* Written exercise
Isolate every line in the data with the string "IndexedDB" and copy it.

########

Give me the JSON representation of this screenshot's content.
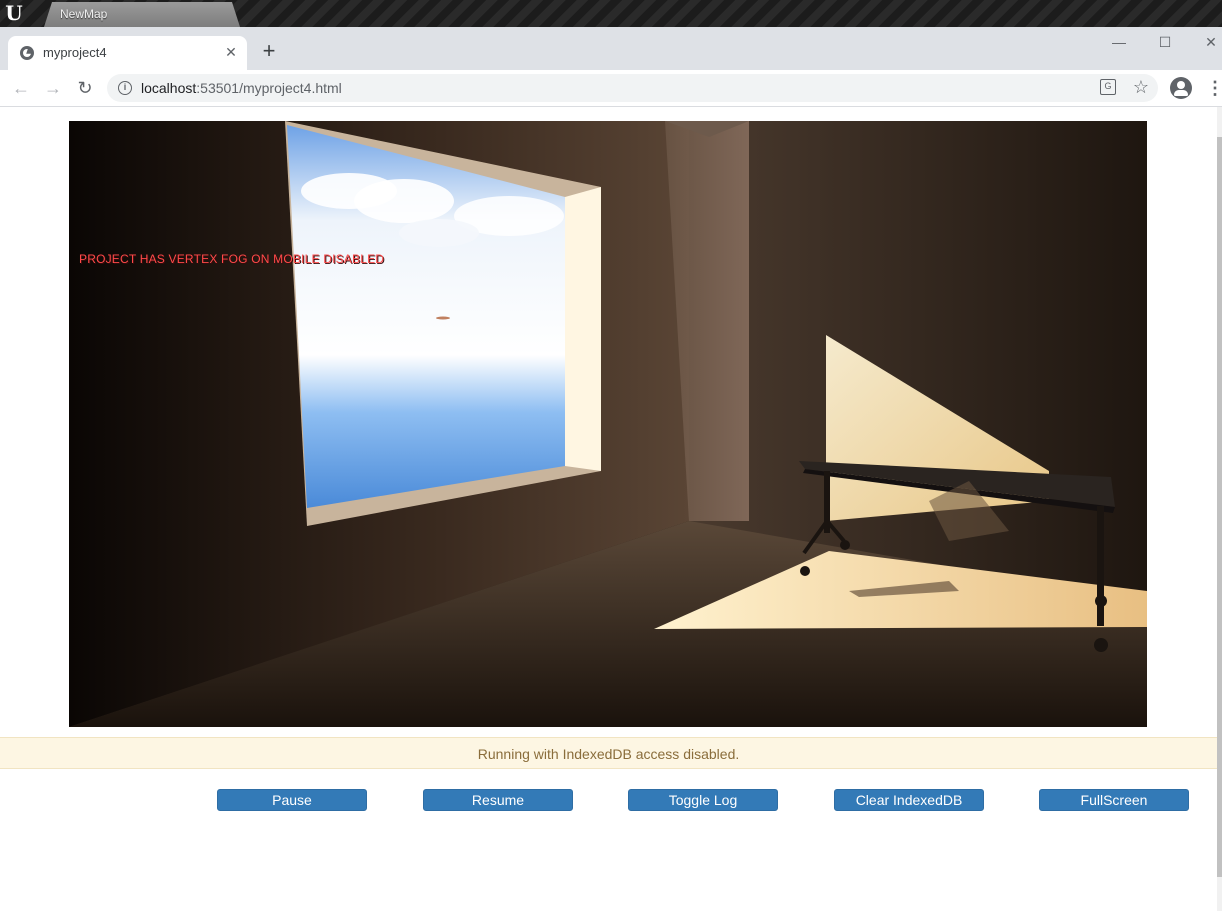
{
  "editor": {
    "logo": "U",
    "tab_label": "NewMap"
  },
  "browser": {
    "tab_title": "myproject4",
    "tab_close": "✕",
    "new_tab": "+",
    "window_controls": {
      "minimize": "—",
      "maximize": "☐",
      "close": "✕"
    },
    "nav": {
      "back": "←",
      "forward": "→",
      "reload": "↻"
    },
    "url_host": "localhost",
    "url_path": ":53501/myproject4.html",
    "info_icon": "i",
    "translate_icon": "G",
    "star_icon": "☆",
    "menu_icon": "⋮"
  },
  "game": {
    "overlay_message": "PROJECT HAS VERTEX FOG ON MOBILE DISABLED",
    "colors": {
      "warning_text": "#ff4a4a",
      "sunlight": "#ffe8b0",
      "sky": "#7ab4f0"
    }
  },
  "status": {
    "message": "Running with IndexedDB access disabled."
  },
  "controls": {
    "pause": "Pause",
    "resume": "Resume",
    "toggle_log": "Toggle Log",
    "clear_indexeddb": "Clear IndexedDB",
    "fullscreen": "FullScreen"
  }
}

########

* Task solution
    "message": "Running with IndexedDB access disabled."
    "clear_indexeddb": "Clear IndexedDB",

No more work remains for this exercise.